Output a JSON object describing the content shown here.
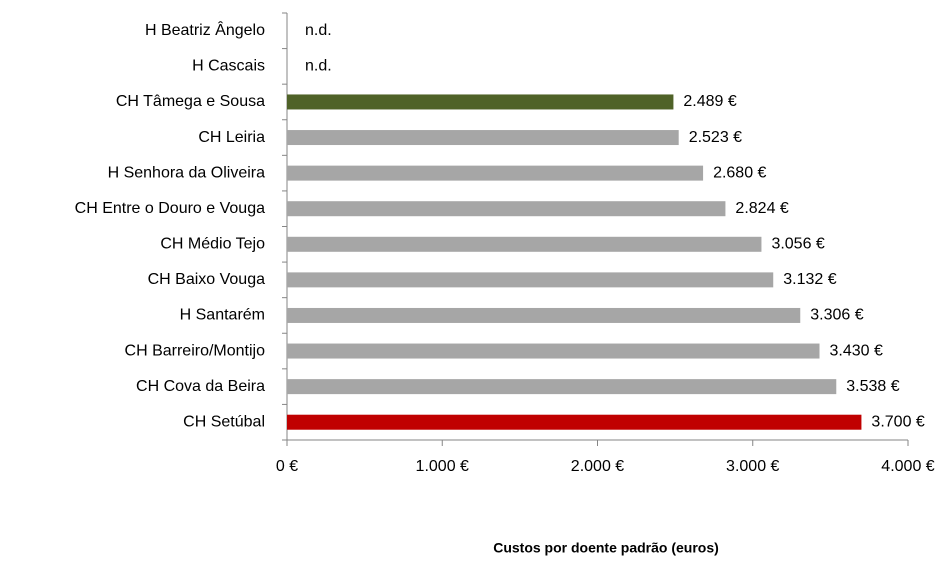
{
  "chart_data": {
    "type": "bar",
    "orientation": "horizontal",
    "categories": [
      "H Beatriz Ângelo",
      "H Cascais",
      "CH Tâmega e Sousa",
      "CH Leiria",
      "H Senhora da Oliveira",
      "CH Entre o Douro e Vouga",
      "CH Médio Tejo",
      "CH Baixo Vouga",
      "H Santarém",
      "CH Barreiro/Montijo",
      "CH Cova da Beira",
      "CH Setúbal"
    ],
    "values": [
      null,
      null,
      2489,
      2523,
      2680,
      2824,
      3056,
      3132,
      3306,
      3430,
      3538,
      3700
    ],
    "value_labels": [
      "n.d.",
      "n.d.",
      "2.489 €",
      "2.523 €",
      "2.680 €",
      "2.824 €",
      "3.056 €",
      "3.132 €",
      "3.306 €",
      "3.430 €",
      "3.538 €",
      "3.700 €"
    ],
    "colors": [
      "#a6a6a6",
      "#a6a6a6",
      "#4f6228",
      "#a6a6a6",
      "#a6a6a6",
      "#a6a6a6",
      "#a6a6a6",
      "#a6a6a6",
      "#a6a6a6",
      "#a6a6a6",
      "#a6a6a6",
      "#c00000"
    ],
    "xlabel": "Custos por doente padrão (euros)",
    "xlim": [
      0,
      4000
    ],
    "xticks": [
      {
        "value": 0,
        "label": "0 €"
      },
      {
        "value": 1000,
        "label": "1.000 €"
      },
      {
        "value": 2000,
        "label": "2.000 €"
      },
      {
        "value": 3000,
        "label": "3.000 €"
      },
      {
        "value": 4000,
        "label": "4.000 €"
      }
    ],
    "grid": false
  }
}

===============

WHAT YOU NEED TO DO: Write out the whole listing exactly, and drop the pictures.

REPLY:
Output a JSON object describing the content shown here.
{
  "chart_data": {
    "type": "bar",
    "orientation": "horizontal",
    "categories": [
      "H Beatriz Ângelo",
      "H Cascais",
      "CH Tâmega e Sousa",
      "CH Leiria",
      "H Senhora da Oliveira",
      "CH Entre o Douro e Vouga",
      "CH Médio Tejo",
      "CH Baixo Vouga",
      "H Santarém",
      "CH Barreiro/Montijo",
      "CH Cova da Beira",
      "CH Setúbal"
    ],
    "values": [
      null,
      null,
      2489,
      2523,
      2680,
      2824,
      3056,
      3132,
      3306,
      3430,
      3538,
      3700
    ],
    "value_labels": [
      "n.d.",
      "n.d.",
      "2.489 €",
      "2.523 €",
      "2.680 €",
      "2.824 €",
      "3.056 €",
      "3.132 €",
      "3.306 €",
      "3.430 €",
      "3.538 €",
      "3.700 €"
    ],
    "colors": [
      "#a6a6a6",
      "#a6a6a6",
      "#4f6228",
      "#a6a6a6",
      "#a6a6a6",
      "#a6a6a6",
      "#a6a6a6",
      "#a6a6a6",
      "#a6a6a6",
      "#a6a6a6",
      "#a6a6a6",
      "#c00000"
    ],
    "xlabel": "Custos por doente padrão (euros)",
    "xlim": [
      0,
      4000
    ],
    "xticks": [
      {
        "value": 0,
        "label": "0 €"
      },
      {
        "value": 1000,
        "label": "1.000 €"
      },
      {
        "value": 2000,
        "label": "2.000 €"
      },
      {
        "value": 3000,
        "label": "3.000 €"
      },
      {
        "value": 4000,
        "label": "4.000 €"
      }
    ],
    "grid": false
  }
}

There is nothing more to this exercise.